* [Extracted data]
-------

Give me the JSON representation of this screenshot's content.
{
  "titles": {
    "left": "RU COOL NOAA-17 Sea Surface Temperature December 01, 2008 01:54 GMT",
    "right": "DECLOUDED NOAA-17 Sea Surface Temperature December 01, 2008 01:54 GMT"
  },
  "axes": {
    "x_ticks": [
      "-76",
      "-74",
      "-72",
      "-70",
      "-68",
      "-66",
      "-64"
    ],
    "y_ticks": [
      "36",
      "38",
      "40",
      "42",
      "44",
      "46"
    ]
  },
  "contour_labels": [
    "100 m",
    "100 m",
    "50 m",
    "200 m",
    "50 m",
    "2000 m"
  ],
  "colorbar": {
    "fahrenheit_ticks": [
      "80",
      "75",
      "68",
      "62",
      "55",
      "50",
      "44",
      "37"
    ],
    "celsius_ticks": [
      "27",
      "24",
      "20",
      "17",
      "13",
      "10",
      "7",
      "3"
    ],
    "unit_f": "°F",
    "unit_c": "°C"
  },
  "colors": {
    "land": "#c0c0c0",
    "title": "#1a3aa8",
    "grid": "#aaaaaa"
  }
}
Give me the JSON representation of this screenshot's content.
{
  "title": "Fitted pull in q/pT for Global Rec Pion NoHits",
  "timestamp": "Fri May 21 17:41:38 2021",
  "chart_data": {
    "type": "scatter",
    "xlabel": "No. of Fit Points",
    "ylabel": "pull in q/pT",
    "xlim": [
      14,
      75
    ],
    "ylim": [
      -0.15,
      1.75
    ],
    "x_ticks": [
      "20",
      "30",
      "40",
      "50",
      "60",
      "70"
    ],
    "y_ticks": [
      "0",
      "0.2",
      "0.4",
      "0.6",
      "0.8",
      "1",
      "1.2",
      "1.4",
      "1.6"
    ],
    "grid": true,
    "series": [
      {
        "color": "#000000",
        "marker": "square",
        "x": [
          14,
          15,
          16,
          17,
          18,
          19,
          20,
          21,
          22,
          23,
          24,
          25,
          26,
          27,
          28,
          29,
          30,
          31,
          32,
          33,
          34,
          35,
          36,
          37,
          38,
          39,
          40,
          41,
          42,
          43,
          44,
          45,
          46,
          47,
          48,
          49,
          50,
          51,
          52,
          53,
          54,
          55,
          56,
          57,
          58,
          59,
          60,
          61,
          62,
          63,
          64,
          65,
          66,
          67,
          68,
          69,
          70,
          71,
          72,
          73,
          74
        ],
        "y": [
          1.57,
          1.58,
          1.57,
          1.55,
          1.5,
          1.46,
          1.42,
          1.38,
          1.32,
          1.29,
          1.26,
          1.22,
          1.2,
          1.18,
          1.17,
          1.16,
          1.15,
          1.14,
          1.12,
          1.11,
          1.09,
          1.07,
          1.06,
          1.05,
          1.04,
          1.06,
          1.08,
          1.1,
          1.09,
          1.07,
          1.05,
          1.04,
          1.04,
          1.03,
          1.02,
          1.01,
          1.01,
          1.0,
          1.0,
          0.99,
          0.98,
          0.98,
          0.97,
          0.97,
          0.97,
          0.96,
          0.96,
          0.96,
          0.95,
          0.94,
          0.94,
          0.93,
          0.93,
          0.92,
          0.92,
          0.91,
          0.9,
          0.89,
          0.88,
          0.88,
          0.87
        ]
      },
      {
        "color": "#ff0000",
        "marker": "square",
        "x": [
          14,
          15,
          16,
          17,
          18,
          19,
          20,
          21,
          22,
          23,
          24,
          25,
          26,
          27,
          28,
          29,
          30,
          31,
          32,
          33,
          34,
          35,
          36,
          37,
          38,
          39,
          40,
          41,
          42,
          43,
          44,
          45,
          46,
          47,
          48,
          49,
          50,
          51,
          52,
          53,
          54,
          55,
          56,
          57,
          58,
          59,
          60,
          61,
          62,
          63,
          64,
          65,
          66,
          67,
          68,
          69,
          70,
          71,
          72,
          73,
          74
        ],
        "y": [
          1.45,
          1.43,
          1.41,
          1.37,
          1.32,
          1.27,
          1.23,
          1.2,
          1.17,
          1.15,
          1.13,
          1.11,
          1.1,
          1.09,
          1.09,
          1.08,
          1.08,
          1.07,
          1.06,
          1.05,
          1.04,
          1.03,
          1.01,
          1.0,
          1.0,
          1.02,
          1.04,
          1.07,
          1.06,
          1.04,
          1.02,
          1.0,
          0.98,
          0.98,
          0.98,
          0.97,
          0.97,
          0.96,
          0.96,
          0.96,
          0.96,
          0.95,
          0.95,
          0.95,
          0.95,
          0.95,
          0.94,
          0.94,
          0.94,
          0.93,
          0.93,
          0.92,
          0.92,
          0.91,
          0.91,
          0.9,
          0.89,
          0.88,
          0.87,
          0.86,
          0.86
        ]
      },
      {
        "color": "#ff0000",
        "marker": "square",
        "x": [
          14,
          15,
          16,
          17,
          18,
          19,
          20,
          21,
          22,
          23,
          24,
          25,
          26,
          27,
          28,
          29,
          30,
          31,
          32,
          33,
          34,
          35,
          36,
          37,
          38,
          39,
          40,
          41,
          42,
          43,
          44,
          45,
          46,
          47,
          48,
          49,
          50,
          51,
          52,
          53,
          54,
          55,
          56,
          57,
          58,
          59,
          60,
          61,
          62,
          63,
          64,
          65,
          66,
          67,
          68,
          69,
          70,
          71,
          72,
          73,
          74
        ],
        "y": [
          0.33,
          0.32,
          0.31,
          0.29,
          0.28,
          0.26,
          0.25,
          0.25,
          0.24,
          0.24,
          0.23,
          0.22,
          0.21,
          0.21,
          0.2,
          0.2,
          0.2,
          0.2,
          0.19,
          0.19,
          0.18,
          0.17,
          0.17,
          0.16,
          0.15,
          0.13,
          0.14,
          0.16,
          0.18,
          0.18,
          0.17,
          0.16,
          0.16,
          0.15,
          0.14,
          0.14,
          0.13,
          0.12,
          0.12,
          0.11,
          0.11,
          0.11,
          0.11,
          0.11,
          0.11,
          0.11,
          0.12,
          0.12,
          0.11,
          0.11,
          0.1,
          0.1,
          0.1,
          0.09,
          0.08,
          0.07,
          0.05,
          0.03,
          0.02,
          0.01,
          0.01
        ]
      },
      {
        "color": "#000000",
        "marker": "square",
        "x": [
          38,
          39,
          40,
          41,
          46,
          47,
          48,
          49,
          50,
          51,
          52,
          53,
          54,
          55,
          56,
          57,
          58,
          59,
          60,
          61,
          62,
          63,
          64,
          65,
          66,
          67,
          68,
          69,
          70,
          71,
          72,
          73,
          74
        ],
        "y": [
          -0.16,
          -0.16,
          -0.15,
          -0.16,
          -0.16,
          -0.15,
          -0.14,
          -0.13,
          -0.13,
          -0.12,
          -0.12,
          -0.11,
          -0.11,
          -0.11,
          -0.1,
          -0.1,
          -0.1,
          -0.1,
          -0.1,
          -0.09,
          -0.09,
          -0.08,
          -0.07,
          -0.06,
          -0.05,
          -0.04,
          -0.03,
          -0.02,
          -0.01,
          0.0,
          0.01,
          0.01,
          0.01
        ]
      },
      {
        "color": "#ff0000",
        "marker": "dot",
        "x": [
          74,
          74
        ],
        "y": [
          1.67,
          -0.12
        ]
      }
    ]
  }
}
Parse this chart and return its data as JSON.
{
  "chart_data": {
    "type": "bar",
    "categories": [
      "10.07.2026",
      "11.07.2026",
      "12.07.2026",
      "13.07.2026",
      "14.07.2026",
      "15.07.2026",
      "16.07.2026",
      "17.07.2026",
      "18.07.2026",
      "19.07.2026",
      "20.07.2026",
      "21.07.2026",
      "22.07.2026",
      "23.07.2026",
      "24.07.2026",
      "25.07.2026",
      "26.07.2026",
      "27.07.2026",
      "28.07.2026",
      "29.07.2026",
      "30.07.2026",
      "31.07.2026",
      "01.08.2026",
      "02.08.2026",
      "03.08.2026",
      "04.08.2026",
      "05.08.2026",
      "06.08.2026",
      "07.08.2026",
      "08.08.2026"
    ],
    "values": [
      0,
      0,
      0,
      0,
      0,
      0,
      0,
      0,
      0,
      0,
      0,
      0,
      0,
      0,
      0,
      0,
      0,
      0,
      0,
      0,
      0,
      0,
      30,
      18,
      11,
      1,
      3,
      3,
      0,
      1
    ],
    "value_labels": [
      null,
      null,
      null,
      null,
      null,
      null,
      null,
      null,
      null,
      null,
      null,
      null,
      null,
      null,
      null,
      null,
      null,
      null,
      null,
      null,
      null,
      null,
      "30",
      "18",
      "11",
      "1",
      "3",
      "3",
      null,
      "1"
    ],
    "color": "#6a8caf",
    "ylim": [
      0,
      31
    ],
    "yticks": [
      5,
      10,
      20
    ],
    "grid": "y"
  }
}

-------

* [What you should do]
Identify the lines of the entries containing the string "Temperature". Copy each such line.

* [Answer below]
    "left": "RU COOL NOAA-17 Sea Surface Temperature December 01, 2008 01:54 GMT",
    "right": "DECLOUDED NOAA-17 Sea Surface Temperature December 01, 2008 01:54 GMT"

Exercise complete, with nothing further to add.